WHAT YOU ARE ASKED TO DO:
Copy the entries below word for word, from the first line through the line containing "Bar (75, 297, 86, 312)".

[Box annotation data]

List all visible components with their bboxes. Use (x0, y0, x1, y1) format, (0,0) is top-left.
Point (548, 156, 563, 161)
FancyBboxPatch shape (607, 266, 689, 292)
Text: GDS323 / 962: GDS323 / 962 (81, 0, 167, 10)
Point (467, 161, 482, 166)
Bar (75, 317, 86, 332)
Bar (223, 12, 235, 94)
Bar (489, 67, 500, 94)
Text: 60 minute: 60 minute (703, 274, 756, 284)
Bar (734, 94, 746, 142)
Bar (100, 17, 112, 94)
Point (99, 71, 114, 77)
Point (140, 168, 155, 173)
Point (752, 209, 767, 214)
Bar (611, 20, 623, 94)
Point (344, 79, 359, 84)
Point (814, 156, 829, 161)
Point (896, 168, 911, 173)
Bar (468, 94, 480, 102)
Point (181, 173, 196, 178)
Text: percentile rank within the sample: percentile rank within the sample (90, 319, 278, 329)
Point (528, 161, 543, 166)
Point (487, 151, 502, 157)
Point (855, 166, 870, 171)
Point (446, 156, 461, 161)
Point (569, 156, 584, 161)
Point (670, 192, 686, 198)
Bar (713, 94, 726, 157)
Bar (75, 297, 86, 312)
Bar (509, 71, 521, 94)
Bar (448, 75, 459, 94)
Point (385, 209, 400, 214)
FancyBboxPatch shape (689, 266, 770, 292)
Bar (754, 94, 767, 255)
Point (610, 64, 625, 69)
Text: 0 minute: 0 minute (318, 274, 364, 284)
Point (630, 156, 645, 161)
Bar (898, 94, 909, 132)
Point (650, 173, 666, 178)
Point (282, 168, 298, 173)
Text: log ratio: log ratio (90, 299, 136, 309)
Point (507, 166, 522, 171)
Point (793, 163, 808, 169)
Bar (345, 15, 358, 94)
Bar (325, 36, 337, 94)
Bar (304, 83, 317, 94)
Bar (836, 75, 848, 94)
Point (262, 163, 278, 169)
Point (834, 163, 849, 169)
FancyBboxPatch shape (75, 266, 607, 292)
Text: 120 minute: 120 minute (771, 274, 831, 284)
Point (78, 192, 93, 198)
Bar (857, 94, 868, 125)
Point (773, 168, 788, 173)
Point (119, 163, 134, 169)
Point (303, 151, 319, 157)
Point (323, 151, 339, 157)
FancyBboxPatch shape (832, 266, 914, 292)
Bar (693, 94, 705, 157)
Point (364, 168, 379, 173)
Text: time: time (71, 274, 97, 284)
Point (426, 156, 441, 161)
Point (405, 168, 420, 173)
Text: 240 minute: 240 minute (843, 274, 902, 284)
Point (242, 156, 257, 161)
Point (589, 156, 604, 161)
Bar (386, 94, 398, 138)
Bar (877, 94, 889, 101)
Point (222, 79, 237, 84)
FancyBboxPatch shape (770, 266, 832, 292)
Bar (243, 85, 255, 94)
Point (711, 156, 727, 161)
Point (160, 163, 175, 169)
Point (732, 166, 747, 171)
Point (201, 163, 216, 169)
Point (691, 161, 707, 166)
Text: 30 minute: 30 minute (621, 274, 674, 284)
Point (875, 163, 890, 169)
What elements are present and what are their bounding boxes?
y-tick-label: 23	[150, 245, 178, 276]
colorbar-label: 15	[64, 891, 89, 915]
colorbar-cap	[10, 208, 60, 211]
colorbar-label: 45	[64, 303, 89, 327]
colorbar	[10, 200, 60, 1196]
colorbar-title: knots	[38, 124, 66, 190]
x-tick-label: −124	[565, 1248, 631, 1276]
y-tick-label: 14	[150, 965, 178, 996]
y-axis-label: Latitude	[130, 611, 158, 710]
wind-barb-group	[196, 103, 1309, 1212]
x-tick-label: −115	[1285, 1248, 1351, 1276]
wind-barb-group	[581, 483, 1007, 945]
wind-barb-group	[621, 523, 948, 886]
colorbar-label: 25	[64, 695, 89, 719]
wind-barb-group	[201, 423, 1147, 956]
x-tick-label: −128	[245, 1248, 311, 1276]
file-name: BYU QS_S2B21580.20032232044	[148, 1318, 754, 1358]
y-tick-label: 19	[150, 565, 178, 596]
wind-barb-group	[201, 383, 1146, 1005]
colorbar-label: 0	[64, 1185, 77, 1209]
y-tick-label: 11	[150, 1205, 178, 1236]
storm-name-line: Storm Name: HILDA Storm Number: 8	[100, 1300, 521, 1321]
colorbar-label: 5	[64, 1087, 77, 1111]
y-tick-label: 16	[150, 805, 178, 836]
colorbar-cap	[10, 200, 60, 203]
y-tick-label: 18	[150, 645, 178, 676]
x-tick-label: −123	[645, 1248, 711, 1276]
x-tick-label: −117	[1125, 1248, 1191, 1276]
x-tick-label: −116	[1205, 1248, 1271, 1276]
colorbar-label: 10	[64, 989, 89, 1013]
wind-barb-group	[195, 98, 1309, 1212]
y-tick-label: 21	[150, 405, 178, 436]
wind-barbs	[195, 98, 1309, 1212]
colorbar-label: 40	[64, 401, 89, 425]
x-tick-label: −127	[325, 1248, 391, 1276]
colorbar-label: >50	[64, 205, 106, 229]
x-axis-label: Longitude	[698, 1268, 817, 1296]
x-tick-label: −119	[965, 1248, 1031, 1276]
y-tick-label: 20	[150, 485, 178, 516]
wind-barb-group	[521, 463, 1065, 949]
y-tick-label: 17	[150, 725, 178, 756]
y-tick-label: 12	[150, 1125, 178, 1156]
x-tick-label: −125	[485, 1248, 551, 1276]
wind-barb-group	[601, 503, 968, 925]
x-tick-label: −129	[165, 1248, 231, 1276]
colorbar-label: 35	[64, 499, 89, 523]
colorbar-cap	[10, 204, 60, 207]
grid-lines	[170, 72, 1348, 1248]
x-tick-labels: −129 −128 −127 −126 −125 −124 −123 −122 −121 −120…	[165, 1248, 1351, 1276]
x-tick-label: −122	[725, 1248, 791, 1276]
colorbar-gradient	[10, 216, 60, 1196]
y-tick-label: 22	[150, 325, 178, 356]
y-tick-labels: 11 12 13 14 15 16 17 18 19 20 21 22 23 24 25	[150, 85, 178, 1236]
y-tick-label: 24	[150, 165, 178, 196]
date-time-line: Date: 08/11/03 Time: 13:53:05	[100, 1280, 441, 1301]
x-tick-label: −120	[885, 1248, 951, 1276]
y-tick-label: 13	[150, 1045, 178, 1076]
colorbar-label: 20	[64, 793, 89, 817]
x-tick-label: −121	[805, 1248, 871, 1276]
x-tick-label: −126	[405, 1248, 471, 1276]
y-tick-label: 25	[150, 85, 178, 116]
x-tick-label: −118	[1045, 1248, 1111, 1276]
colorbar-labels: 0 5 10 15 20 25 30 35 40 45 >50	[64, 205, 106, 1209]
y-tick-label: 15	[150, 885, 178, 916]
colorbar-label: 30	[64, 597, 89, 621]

SOLUTION FOR THIS TASK:
List all visible components with their bboxes. Use (x0, y0, x1, y1) format, (0,0) is top-left.
Point (548, 156, 563, 161)
FancyBboxPatch shape (607, 266, 689, 292)
Text: GDS323 / 962: GDS323 / 962 (81, 0, 167, 10)
Point (467, 161, 482, 166)
Bar (75, 317, 86, 332)
Bar (223, 12, 235, 94)
Bar (489, 67, 500, 94)
Text: 60 minute: 60 minute (703, 274, 756, 284)
Bar (734, 94, 746, 142)
Bar (100, 17, 112, 94)
Point (99, 71, 114, 77)
Point (140, 168, 155, 173)
Point (752, 209, 767, 214)
Bar (611, 20, 623, 94)
Point (344, 79, 359, 84)
Point (814, 156, 829, 161)
Point (896, 168, 911, 173)
Bar (468, 94, 480, 102)
Point (181, 173, 196, 178)
Text: percentile rank within the sample: percentile rank within the sample (90, 319, 278, 329)
Point (528, 161, 543, 166)
Point (487, 151, 502, 157)
Point (855, 166, 870, 171)
Point (446, 156, 461, 161)
Point (569, 156, 584, 161)
Point (670, 192, 686, 198)
Bar (713, 94, 726, 157)
Bar (75, 297, 86, 312)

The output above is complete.